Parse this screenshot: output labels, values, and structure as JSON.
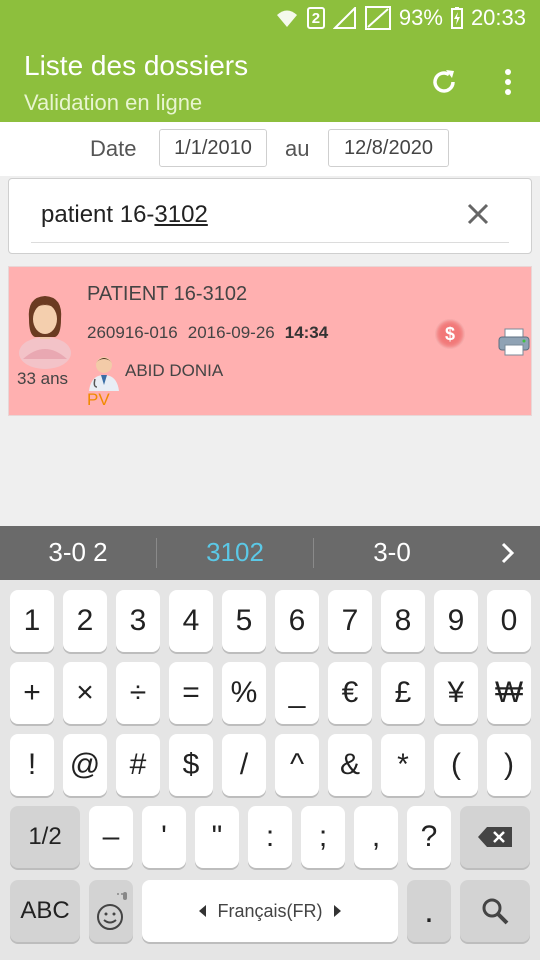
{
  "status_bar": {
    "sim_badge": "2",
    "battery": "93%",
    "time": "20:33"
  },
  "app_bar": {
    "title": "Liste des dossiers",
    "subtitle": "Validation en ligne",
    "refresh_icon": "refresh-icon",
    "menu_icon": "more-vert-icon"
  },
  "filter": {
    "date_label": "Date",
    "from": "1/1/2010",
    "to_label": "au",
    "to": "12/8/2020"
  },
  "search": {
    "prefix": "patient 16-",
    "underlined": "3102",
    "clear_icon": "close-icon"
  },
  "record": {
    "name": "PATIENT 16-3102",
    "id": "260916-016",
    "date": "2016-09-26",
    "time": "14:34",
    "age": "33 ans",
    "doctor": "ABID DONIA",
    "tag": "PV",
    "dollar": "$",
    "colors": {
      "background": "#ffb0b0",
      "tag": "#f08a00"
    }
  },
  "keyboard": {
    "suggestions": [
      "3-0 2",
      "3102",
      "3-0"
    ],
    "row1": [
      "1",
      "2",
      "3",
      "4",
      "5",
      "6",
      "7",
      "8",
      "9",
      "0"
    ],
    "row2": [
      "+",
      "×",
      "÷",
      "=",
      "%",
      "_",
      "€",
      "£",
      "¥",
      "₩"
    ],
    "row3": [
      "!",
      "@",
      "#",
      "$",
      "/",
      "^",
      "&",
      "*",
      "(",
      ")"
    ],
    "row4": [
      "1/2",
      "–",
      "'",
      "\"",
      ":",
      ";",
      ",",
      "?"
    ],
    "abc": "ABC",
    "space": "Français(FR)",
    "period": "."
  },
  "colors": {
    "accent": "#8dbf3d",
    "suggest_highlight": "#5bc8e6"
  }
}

★ ★ ★

*Task details*
Each entry above is to be written out again unchanged, apart from the pictures, which are left out.

*Exercise result*
Parse this screenshot: output labels, values, and structure as JSON.
{
  "status_bar": {
    "sim_badge": "2",
    "battery": "93%",
    "time": "20:33"
  },
  "app_bar": {
    "title": "Liste des dossiers",
    "subtitle": "Validation en ligne",
    "refresh_icon": "refresh-icon",
    "menu_icon": "more-vert-icon"
  },
  "filter": {
    "date_label": "Date",
    "from": "1/1/2010",
    "to_label": "au",
    "to": "12/8/2020"
  },
  "search": {
    "prefix": "patient 16-",
    "underlined": "3102",
    "clear_icon": "close-icon"
  },
  "record": {
    "name": "PATIENT 16-3102",
    "id": "260916-016",
    "date": "2016-09-26",
    "time": "14:34",
    "age": "33 ans",
    "doctor": "ABID DONIA",
    "tag": "PV",
    "dollar": "$",
    "colors": {
      "background": "#ffb0b0",
      "tag": "#f08a00"
    }
  },
  "keyboard": {
    "suggestions": [
      "3-0 2",
      "3102",
      "3-0"
    ],
    "row1": [
      "1",
      "2",
      "3",
      "4",
      "5",
      "6",
      "7",
      "8",
      "9",
      "0"
    ],
    "row2": [
      "+",
      "×",
      "÷",
      "=",
      "%",
      "_",
      "€",
      "£",
      "¥",
      "₩"
    ],
    "row3": [
      "!",
      "@",
      "#",
      "$",
      "/",
      "^",
      "&",
      "*",
      "(",
      ")"
    ],
    "row4": [
      "1/2",
      "–",
      "'",
      "\"",
      ":",
      ";",
      ",",
      "?"
    ],
    "abc": "ABC",
    "space": "Français(FR)",
    "period": "."
  },
  "colors": {
    "accent": "#8dbf3d",
    "suggest_highlight": "#5bc8e6"
  }
}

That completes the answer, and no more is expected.